Exercise
Reproduce the listing below in full and without alteration, apart from its pictures.

The data
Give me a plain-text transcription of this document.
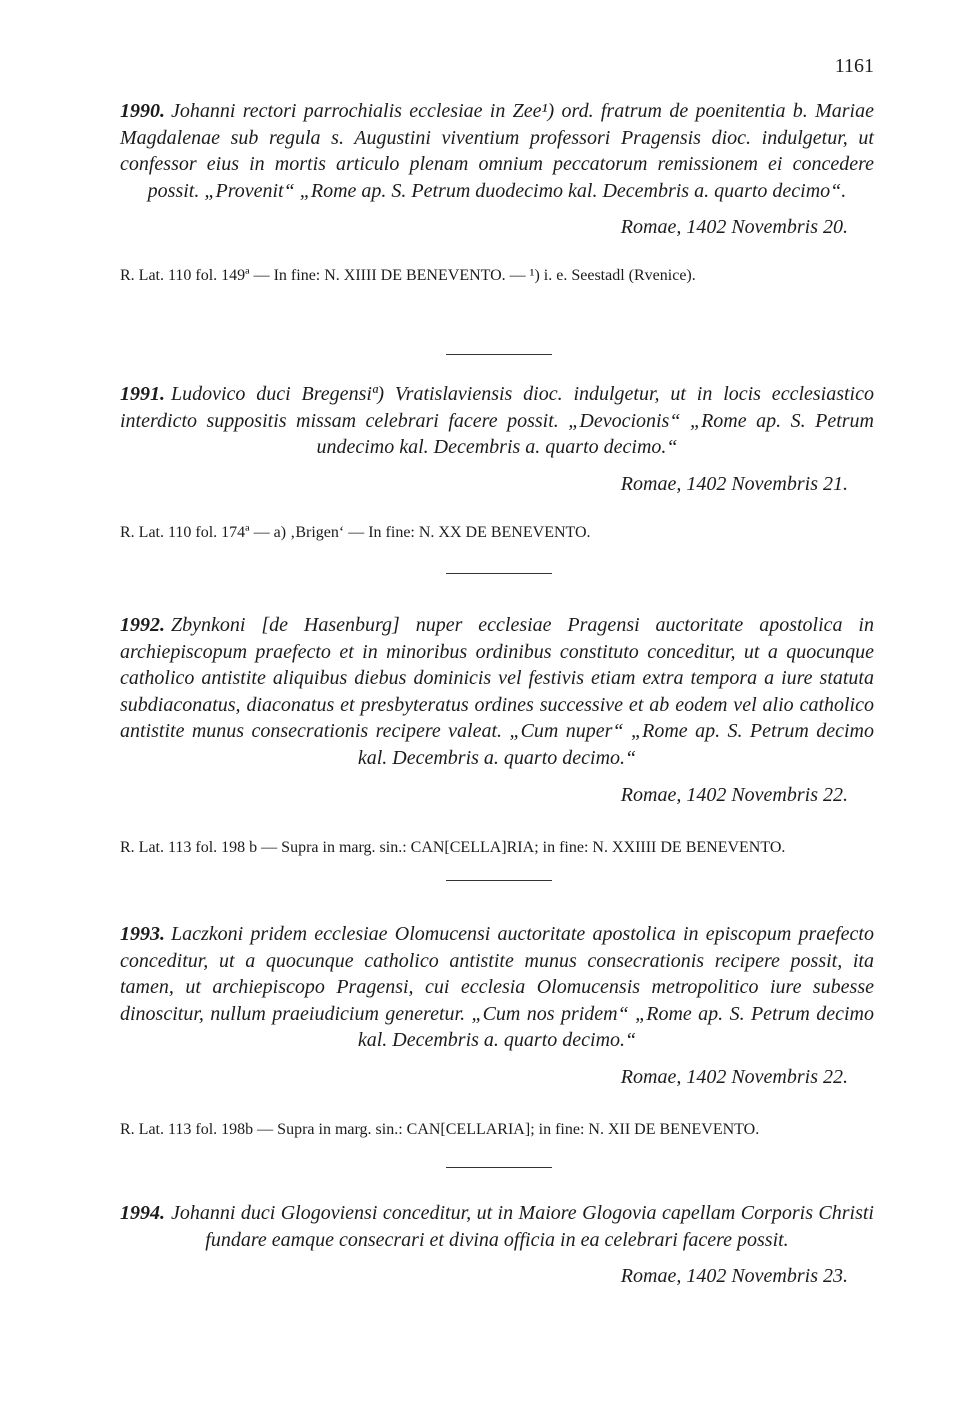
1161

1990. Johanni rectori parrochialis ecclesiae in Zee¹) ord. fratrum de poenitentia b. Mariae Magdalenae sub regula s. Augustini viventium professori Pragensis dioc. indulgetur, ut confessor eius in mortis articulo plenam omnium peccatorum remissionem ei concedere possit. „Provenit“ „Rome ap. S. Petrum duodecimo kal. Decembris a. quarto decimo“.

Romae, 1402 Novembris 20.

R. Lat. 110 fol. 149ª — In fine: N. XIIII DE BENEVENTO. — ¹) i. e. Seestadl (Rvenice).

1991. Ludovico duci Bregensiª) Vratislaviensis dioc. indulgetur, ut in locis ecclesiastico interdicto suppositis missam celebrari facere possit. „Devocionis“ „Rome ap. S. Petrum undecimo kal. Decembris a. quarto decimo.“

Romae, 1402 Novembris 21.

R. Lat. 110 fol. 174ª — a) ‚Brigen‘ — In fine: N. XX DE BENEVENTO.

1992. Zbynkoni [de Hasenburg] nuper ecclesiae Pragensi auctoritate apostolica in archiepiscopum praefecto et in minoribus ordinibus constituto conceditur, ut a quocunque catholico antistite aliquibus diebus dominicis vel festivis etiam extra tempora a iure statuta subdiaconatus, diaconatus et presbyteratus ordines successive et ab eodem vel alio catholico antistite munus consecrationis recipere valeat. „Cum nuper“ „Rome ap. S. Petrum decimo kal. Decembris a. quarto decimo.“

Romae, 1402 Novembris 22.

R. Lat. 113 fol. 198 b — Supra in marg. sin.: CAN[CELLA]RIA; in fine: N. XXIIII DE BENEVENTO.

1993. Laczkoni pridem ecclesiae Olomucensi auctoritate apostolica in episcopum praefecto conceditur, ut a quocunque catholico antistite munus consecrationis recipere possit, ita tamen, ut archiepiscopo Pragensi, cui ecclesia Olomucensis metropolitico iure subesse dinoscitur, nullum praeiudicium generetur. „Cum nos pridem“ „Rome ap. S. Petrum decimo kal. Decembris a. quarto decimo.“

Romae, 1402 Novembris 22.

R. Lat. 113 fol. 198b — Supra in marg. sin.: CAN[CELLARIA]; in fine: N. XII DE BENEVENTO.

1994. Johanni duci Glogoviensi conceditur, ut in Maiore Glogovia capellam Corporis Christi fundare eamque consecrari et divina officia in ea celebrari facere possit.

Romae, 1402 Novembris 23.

Problem solution
Give me a plain-text transcription of this document.
1161

1990. Johanni rectori parrochialis ecclesiae in Zee¹) ord. fratrum de poenitentia b. Mariae Magdalenae sub regula s. Augustini viventium professori Pragensis dioc. indulgetur, ut confessor eius in mortis articulo plenam omnium peccatorum remissionem ei concedere possit. „Provenit“ „Rome ap. S. Petrum duodecimo kal. Decembris a. quarto decimo“.

Romae, 1402 Novembris 20.

R. Lat. 110 fol. 149ª — In fine: N. XIIII DE BENEVENTO. — ¹) i. e. Seestadl (Rvenice).

1991. Ludovico duci Bregensiª) Vratislaviensis dioc. indulgetur, ut in locis ecclesiastico interdicto suppositis missam celebrari facere possit. „Devocionis“ „Rome ap. S. Petrum undecimo kal. Decembris a. quarto decimo.“

Romae, 1402 Novembris 21.

R. Lat. 110 fol. 174ª — a) ‚Brigen‘ — In fine: N. XX DE BENEVENTO.

1992. Zbynkoni [de Hasenburg] nuper ecclesiae Pragensi auctoritate apostolica in archiepiscopum praefecto et in minoribus ordinibus constituto conceditur, ut a quocunque catholico antistite aliquibus diebus dominicis vel festivis etiam extra tempora a iure statuta subdiaconatus, diaconatus et presbyteratus ordines successive et ab eodem vel alio catholico antistite munus consecrationis recipere valeat. „Cum nuper“ „Rome ap. S. Petrum decimo kal. Decembris a. quarto decimo.“

Romae, 1402 Novembris 22.

R. Lat. 113 fol. 198 b — Supra in marg. sin.: CAN[CELLA]RIA; in fine: N. XXIIII DE BENEVENTO.

1993. Laczkoni pridem ecclesiae Olomucensi auctoritate apostolica in episcopum praefecto conceditur, ut a quocunque catholico antistite munus consecrationis recipere possit, ita tamen, ut archiepiscopo Pragensi, cui ecclesia Olomucensis metropolitico iure subesse dinoscitur, nullum praeiudicium generetur. „Cum nos pridem“ „Rome ap. S. Petrum decimo kal. Decembris a. quarto decimo.“

Romae, 1402 Novembris 22.

R. Lat. 113 fol. 198b — Supra in marg. sin.: CAN[CELLARIA]; in fine: N. XII DE BENEVENTO.

1994. Johanni duci Glogoviensi conceditur, ut in Maiore Glogovia capellam Corporis Christi fundare eamque consecrari et divina officia in ea celebrari facere possit.

Romae, 1402 Novembris 23.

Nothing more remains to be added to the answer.